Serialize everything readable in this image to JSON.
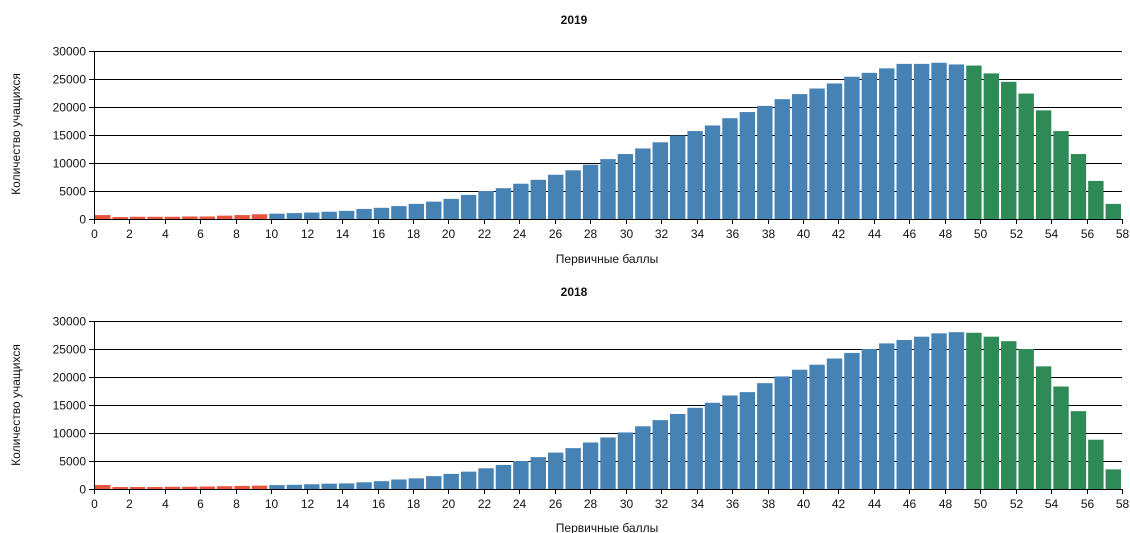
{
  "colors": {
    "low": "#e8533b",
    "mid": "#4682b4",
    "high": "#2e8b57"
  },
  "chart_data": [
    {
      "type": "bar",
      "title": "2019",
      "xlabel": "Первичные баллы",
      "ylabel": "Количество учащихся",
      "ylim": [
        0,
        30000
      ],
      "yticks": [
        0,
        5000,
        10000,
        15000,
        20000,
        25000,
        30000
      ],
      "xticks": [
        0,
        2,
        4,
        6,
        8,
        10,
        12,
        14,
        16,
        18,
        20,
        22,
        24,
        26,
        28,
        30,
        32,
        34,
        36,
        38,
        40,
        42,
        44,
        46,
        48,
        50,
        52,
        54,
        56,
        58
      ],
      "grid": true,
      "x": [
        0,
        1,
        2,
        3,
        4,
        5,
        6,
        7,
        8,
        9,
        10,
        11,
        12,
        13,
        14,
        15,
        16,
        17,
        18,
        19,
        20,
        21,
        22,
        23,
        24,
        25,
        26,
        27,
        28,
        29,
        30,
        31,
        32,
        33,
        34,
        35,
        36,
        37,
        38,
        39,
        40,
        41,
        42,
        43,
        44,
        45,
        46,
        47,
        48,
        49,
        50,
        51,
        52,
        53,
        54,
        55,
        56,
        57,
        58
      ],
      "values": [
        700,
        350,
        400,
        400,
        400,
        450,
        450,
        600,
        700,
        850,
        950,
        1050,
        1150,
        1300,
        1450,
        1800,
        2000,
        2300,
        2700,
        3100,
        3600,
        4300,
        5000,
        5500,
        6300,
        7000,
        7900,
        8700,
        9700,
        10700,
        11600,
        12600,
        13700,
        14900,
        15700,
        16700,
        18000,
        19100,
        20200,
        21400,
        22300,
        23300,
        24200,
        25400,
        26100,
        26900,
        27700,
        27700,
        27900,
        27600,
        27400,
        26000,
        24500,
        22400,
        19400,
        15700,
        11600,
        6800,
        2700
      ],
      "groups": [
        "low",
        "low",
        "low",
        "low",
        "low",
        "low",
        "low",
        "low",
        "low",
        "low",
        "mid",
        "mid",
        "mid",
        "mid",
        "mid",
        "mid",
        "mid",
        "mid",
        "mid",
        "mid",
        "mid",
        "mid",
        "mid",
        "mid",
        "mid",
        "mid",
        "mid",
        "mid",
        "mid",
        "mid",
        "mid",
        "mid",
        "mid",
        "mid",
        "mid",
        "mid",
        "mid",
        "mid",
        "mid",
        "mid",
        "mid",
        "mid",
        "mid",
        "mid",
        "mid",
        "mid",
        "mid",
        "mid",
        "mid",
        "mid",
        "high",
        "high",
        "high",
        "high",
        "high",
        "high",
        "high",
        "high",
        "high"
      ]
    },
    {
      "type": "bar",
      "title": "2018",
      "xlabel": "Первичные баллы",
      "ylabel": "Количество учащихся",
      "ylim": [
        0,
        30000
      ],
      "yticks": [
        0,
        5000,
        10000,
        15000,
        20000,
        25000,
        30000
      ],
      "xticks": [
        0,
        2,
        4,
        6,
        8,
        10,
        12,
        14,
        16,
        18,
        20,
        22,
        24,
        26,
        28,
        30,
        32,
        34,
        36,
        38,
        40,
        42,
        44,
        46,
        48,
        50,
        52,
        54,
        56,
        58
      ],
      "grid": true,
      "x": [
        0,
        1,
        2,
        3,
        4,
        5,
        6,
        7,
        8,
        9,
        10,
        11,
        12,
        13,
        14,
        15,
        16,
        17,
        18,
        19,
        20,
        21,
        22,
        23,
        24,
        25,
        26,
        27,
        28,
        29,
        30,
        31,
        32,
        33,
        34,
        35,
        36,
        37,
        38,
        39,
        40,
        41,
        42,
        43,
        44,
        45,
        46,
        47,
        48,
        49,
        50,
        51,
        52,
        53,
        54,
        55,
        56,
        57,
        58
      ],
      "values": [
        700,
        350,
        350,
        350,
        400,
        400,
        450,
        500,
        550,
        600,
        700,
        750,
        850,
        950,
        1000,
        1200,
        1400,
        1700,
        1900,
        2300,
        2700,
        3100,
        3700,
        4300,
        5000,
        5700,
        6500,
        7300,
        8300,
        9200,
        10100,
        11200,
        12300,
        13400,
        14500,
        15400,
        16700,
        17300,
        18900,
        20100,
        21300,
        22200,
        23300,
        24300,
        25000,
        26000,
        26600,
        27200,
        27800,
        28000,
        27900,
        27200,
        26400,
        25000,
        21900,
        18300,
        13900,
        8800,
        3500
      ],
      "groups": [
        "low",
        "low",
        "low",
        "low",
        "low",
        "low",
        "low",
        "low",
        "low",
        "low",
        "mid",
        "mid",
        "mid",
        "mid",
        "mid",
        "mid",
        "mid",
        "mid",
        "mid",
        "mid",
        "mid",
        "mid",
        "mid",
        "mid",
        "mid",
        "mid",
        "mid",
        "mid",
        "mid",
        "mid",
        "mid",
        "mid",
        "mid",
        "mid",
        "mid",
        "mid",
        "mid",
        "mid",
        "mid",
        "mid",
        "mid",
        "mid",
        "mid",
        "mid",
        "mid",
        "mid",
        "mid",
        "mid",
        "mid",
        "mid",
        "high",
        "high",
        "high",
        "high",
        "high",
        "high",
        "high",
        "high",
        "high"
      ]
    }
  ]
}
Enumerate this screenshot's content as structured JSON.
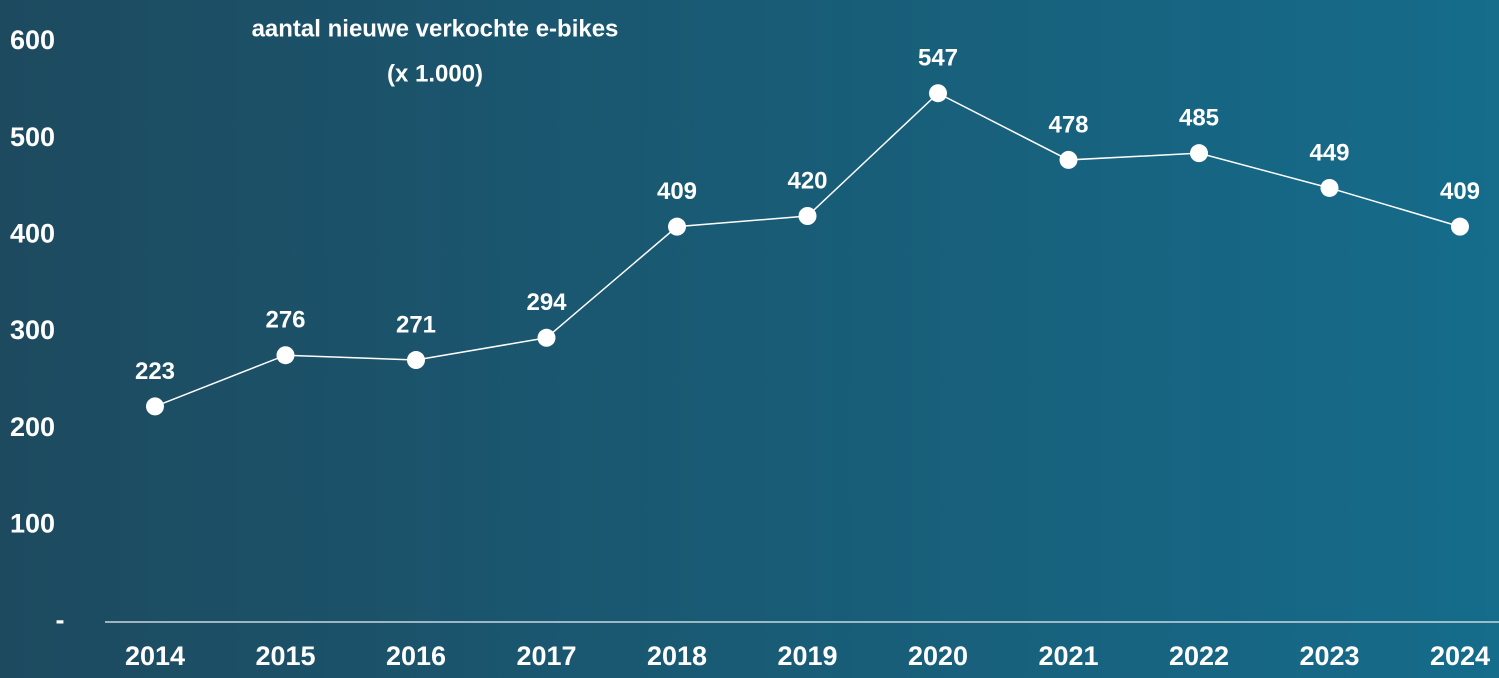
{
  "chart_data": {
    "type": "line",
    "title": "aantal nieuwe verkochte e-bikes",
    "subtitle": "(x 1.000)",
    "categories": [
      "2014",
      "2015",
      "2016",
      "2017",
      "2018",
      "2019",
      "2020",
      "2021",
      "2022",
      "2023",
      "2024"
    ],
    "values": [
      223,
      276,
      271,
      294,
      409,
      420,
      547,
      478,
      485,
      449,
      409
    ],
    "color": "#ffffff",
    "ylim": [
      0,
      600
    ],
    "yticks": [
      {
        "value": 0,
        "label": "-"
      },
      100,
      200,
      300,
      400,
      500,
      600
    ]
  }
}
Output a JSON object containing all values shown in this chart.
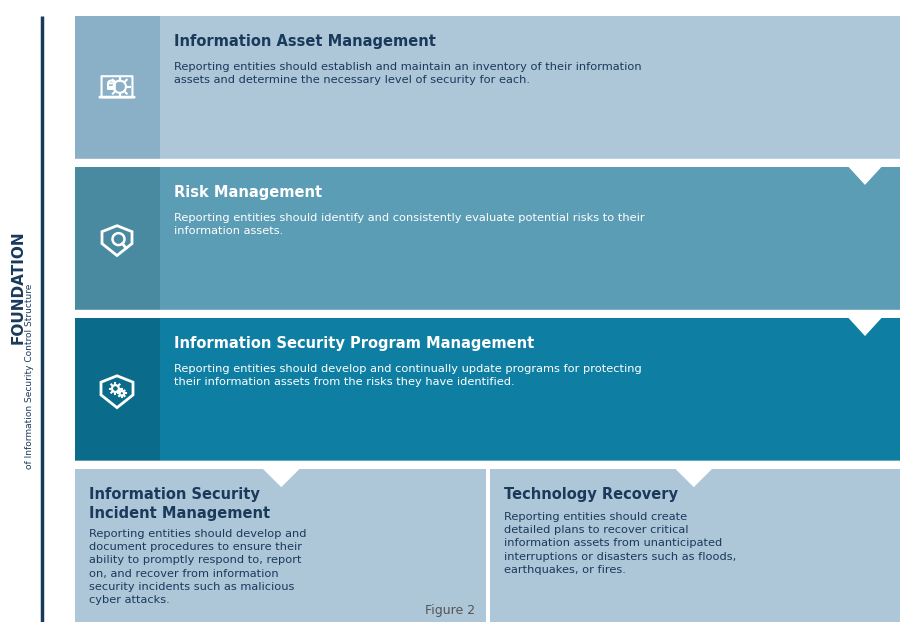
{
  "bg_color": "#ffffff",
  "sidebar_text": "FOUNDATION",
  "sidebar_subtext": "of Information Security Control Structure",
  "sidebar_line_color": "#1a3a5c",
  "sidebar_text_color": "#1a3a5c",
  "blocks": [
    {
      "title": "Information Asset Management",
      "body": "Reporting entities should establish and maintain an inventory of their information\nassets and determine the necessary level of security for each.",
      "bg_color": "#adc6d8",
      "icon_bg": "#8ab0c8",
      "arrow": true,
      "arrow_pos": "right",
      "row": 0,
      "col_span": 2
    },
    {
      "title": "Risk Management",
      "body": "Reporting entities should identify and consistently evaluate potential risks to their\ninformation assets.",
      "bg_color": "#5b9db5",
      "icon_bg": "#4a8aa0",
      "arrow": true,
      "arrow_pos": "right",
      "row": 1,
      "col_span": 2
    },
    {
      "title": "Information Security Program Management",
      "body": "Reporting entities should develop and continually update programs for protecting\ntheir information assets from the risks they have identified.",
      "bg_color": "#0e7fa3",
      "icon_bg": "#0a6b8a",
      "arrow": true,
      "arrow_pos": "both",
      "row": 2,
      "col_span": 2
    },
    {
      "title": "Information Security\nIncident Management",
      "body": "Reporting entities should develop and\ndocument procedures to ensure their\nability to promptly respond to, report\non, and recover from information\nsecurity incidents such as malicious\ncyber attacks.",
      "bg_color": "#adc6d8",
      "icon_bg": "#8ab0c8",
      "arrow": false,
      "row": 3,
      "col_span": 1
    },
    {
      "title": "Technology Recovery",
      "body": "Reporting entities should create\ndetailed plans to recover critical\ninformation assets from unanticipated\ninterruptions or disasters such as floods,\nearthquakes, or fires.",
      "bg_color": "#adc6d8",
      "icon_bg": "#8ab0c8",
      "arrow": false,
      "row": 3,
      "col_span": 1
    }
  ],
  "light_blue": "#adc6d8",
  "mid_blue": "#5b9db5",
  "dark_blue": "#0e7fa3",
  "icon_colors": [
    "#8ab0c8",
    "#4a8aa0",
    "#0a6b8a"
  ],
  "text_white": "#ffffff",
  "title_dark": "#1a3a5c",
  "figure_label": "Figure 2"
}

........

▸ **What is expected**: Gather from the records above every line containing the string "body".

▸ **Problem solution**:
      "body": "Reporting entities should establish and maintain an inventory of their information\nassets and determine the necessary level of security for each.",
      "body": "Reporting entities should identify and consistently evaluate potential risks to their\ninformation assets.",
      "body": "Reporting entities should develop and continually update programs for protecting\ntheir information assets from the risks they have identified.",
      "body": "Reporting entities should develop and\ndocument procedures to ensure their\nability to promptly respond to, report\non, and recover from information\nsecurity incidents such as malicious\ncyber attacks.",
      "body": "Reporting entities should create\ndetailed plans to recover critical\ninformation assets from unanticipated\ninterruptions or disasters such as floods,\nearthquakes, or fires.",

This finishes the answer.